Auszug:
_____

# Probleme mit meinem Bach



## Micha Micha (7. Feb. 2013)

Hallo zusammen

Ich habe vor 2.5 Jahren einen Teich mit PVC Folie mit dazugehörendem Bach gebaut.
Der Teich hat ca. 1500 Liter Wasserinhalt und der kleine Bach etwa 800 Liter/Stunde Wasserdurchsatz. 
Hier ist die ganze Anlage. 
 

Vor einem Jahr kam mit die Idee, einen neuen, längeren Bach zu bauen. Ich entschied mich „leider“ zu Beton, weil man bei dem kleinen Bach immer wieder die schwarze Folie zwischen den Steinen sah und ich dachte, bei Beton könne man die Steine in den Beton drücken, was aber nicht funktonierte. Ausserdem dachte ich, man könne den Bachlauf besser modulieren.

Doch der Bach muss irgendwo Wasser verlieren, weil sobald ich die Pumpe für den Bach einschalte, sinkt der Teichspiegel. 
(Der Teich verliert praktisch kein Wasser und der Bach ist voll).
Der Bach ist in einzelne Becken unterteilt, die Becken sinken immer bis auf einen bestimmten Pegel und sinken dann nicht weiter. 
Wegen dem enormen Wasserverlust betreibe ich den Bach momentan leider nicht weiter.


Hier gibt es noch ein paar Bilder:
Der neue Bach von der Seite
 
Dies ist eines der Becken vom neuen Bach.
 
Hier ist der Teich noch ganz neu.
 
Dieses Jahr blühten zum ersten Mal richtig viele __ Schwertlilien.
 

Ich hoffe, ihr könnt mir helfen!


----------



## Christine (7. Feb. 2013)

*AW: Probleme mit meinem Bach*

Hallo Micha,

herzlich Willkommen bei uns. Ich hab Deine Bilder mal richtig eingefügt....

Das der Wasserspiegel des Teiches erst einmal sinkt, wenn Du die Bachlaufpumpe einschaltest, ist völlig natürlich - schließlich musst Du ja erstmal ein bisschen Wasser in Umlauf bringen, damit die einzelnen Bachstufen "überlaufen". D.h., wenn der Bach in Betrieb ist, musst Du den Teich erstmal auffüllen. Je länger der Bach, desto mehr.

_____

Gespeicherte Zeilen:
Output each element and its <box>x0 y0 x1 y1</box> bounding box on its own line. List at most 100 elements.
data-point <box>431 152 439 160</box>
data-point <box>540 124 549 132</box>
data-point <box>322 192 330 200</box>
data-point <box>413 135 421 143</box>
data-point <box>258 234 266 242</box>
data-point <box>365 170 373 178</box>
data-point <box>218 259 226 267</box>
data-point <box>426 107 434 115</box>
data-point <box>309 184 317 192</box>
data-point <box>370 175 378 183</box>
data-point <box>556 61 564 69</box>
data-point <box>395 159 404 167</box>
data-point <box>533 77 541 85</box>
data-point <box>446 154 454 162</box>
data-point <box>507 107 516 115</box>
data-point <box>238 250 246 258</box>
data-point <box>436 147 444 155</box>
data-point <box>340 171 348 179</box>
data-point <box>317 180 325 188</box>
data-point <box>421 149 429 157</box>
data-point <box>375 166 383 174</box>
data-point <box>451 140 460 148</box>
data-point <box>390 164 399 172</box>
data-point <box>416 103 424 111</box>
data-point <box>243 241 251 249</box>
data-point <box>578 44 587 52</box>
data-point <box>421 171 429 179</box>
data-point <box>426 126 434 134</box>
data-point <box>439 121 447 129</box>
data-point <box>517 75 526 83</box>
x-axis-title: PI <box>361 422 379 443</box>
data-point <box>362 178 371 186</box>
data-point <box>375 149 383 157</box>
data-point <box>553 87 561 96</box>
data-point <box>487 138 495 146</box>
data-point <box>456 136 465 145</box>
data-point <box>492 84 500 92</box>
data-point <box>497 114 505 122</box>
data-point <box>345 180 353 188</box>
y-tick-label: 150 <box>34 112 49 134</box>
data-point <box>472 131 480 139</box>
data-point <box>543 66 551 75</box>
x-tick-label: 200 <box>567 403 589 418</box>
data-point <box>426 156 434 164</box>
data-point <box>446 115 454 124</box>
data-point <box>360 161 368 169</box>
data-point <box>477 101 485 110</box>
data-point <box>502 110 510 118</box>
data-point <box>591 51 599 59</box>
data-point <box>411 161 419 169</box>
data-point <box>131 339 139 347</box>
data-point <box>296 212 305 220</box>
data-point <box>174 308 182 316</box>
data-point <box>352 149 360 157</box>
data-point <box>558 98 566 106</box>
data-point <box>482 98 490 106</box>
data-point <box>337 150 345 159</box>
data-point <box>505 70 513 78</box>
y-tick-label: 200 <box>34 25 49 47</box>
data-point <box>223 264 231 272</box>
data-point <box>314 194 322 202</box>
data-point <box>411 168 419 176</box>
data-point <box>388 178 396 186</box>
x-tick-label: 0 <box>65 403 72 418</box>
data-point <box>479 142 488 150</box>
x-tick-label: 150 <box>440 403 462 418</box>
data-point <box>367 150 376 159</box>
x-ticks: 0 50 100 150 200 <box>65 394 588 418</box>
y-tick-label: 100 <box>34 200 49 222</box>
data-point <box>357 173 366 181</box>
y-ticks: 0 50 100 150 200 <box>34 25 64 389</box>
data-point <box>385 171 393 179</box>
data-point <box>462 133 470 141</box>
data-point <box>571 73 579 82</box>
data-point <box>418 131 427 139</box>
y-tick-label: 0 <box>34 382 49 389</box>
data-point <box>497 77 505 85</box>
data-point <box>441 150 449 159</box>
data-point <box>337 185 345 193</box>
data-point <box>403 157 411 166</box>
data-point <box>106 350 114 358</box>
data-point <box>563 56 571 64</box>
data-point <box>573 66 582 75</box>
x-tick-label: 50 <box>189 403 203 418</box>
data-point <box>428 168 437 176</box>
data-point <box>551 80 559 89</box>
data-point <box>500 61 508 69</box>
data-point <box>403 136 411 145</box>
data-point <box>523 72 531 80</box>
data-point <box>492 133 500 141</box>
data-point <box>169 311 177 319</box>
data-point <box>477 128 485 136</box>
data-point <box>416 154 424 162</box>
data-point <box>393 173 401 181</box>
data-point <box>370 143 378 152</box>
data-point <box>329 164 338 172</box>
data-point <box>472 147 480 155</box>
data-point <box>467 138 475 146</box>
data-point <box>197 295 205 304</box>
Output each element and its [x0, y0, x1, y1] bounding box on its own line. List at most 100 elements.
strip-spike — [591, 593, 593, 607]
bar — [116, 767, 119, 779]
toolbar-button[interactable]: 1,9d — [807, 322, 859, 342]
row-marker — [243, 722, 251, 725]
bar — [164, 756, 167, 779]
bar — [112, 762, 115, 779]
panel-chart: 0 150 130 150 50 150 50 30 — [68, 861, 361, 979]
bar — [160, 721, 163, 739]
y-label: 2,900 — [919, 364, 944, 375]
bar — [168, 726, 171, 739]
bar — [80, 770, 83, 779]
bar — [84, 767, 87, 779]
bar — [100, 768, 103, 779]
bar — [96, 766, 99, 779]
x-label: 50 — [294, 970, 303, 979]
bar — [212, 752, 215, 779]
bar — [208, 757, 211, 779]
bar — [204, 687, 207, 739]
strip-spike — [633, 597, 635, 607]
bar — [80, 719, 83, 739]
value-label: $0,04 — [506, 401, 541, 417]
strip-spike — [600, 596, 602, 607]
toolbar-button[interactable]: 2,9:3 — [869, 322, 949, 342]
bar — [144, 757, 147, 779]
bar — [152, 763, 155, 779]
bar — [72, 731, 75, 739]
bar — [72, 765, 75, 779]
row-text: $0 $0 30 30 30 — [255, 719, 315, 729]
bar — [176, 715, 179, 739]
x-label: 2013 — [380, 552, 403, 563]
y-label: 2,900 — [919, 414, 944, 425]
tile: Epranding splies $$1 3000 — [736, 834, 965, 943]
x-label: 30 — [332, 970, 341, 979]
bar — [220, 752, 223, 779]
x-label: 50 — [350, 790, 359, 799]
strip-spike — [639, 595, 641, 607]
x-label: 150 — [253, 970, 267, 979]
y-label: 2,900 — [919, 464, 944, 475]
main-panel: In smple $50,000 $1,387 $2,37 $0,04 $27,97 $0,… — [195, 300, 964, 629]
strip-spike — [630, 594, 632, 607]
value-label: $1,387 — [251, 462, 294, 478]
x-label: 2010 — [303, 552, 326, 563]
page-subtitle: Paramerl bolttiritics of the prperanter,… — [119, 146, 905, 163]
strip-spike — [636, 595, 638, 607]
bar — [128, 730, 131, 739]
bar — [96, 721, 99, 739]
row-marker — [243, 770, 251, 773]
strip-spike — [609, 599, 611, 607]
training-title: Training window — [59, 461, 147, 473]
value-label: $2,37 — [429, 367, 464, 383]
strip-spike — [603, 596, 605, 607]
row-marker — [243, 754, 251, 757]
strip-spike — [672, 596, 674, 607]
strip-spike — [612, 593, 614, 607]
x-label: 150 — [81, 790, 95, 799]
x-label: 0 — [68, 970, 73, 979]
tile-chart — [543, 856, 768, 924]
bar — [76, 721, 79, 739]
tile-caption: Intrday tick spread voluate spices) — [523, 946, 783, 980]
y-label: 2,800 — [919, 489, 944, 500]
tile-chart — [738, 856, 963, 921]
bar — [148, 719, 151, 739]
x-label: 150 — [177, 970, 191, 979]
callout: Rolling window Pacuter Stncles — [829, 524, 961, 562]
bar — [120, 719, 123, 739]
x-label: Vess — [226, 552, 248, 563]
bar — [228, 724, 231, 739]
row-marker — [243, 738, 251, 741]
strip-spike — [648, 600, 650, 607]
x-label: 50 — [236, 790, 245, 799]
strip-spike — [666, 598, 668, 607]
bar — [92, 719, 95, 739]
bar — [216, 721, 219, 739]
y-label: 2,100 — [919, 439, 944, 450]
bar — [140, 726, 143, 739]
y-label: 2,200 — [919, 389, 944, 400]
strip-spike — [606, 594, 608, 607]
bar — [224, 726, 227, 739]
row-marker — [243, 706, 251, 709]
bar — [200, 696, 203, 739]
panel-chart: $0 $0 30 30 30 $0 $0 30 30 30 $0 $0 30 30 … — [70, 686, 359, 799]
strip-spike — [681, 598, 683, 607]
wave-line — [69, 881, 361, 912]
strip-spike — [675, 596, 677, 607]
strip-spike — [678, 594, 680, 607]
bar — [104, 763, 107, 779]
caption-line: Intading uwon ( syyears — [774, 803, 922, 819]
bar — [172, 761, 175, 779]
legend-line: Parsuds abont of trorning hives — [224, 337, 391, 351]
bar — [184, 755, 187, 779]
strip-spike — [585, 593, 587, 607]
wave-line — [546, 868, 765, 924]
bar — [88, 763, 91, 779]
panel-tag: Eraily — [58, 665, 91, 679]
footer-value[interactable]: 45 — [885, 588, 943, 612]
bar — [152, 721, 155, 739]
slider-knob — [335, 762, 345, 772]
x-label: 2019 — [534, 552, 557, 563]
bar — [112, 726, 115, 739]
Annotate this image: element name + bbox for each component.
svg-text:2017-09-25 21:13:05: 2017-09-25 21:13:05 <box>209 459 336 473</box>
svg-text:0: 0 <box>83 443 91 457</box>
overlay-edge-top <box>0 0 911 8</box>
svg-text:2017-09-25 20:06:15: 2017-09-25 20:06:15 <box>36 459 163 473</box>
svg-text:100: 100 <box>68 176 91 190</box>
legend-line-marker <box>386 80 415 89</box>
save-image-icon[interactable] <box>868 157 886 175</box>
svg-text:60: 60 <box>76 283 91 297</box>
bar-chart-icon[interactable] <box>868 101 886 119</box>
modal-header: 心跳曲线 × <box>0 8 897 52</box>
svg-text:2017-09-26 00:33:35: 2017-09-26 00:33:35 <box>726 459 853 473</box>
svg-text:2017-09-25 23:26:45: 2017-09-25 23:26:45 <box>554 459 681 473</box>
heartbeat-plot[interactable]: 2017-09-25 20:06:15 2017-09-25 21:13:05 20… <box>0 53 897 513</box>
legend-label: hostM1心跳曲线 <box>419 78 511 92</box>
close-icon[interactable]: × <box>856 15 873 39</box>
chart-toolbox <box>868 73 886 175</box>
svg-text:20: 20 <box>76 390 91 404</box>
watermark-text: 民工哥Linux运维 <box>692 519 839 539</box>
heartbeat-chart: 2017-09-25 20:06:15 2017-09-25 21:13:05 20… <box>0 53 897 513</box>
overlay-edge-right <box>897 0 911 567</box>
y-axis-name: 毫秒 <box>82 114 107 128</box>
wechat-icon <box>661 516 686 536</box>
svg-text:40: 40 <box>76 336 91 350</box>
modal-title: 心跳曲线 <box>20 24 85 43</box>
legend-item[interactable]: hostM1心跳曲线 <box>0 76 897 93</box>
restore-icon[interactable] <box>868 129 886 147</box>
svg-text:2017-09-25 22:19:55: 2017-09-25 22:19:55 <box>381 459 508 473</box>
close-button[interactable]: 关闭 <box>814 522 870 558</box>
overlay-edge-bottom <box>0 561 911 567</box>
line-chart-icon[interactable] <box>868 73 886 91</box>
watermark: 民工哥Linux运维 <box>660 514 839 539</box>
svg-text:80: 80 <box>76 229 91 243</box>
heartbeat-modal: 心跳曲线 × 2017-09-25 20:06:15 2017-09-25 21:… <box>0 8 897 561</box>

_____

Aufgabe: Für welches Material entschied sich Micha laut Auszug beim Bau des neuen, längeren Bachs?

Vollständige Antwort: Micha entschied sich für Beton.